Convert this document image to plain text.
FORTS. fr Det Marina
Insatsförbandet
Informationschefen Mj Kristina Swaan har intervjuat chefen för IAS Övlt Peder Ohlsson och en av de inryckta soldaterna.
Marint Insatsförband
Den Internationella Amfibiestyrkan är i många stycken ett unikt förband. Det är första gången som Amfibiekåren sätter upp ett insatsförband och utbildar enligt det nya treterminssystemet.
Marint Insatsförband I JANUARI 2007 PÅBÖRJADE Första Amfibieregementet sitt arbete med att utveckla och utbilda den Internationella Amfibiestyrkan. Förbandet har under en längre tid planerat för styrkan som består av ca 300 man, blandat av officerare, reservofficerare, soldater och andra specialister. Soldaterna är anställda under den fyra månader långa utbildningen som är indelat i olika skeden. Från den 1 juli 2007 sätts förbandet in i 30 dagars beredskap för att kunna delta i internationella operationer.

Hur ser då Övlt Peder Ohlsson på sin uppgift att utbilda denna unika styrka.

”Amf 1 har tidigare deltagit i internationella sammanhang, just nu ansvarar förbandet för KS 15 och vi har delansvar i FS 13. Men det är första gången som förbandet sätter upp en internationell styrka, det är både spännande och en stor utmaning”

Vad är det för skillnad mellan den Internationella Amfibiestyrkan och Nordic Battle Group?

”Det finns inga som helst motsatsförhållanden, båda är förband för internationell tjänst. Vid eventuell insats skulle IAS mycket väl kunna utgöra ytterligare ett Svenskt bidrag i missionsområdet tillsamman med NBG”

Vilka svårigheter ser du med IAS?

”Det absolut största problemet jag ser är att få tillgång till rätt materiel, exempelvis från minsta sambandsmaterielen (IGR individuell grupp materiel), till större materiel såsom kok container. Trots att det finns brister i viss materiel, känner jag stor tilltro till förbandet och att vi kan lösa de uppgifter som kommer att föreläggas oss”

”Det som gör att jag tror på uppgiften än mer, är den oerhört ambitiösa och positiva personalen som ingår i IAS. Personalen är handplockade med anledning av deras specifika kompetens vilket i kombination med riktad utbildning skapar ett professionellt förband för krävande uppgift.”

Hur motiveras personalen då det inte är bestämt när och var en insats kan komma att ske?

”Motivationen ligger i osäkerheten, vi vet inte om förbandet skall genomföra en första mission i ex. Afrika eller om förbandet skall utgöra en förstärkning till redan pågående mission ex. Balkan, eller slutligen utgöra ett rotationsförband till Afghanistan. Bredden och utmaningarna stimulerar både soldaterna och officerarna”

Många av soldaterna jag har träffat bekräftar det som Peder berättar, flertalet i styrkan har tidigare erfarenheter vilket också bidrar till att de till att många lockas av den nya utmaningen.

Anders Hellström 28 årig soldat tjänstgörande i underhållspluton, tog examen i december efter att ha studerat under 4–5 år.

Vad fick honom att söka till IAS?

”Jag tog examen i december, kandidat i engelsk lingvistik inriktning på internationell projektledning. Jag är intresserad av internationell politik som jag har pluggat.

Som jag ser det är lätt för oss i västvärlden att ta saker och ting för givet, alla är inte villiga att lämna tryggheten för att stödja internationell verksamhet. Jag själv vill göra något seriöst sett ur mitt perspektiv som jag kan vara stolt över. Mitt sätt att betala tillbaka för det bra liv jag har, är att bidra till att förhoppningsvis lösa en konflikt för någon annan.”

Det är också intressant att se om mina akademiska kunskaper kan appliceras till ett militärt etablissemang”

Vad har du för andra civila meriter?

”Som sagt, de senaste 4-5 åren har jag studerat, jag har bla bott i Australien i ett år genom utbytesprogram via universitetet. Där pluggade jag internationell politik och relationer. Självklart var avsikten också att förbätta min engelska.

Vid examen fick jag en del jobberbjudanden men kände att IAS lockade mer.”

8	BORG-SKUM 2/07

- - -

EXERCISE DETAILS → Give back one number only: the count of lines in the entries that hold the string "examen".

FINISHED EXERCISE → 3